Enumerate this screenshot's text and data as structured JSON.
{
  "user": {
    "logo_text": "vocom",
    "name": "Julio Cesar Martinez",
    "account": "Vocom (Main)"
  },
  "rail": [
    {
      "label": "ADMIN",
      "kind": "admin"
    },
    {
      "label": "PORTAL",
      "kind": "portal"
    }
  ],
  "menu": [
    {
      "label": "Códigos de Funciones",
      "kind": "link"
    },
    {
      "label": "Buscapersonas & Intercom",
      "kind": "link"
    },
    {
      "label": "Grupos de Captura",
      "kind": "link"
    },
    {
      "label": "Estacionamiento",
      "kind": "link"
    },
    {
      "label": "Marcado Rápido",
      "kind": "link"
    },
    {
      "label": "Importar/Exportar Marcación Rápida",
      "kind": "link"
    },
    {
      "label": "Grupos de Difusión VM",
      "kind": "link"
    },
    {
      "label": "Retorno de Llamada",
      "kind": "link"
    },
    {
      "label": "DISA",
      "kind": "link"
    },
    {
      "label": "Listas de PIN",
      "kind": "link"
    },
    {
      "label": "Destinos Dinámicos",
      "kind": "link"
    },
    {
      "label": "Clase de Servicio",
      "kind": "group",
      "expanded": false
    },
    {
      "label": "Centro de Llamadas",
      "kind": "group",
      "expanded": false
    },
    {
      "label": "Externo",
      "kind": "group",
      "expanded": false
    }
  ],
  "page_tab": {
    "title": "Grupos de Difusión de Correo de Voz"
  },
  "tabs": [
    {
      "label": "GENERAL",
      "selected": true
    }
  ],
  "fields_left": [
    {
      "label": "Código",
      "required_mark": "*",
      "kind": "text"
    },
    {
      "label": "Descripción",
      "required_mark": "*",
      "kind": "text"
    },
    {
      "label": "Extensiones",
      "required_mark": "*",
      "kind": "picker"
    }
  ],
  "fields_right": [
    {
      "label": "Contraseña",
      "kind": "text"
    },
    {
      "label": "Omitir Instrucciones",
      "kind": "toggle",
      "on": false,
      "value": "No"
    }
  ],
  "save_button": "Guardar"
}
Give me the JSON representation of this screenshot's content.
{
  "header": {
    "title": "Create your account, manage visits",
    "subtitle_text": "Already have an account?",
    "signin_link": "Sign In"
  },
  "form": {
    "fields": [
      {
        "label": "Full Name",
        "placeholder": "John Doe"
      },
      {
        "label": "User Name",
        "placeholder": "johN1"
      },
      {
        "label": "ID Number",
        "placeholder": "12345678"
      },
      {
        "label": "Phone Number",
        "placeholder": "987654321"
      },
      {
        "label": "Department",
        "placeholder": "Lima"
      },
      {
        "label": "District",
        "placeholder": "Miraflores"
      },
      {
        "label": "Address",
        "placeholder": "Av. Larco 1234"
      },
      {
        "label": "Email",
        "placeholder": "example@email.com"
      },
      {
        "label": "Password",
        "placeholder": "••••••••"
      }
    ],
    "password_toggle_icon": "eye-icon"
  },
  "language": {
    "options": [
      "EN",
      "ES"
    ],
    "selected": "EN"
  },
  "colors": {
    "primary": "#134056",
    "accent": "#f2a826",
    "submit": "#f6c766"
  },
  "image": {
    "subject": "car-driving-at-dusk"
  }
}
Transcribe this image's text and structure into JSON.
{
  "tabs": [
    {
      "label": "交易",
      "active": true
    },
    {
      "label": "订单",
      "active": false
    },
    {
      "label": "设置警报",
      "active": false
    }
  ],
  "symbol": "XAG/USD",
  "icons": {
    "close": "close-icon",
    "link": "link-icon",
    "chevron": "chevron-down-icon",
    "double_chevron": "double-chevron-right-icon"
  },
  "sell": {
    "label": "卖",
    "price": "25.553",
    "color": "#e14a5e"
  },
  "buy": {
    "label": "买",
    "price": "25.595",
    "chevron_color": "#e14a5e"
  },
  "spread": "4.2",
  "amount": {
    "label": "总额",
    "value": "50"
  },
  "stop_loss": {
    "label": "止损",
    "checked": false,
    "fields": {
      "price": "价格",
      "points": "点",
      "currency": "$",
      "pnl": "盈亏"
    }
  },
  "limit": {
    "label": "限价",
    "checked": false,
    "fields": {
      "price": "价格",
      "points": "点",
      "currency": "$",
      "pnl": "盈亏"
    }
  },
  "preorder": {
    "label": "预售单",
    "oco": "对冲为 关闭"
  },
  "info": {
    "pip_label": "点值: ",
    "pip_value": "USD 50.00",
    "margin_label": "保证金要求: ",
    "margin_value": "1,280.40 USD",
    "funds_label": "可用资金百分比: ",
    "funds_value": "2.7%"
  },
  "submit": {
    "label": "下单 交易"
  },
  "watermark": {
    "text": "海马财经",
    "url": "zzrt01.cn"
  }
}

#### [Instructions to follow]
Identify all lines where the word "this" shows up. Copy them.

#### [Correct response]
Enumerate this screenshot's text and data as structured JSON.
Give me the JSON representation of this screenshot's content.
Transcribe this image's text and structure into JSON.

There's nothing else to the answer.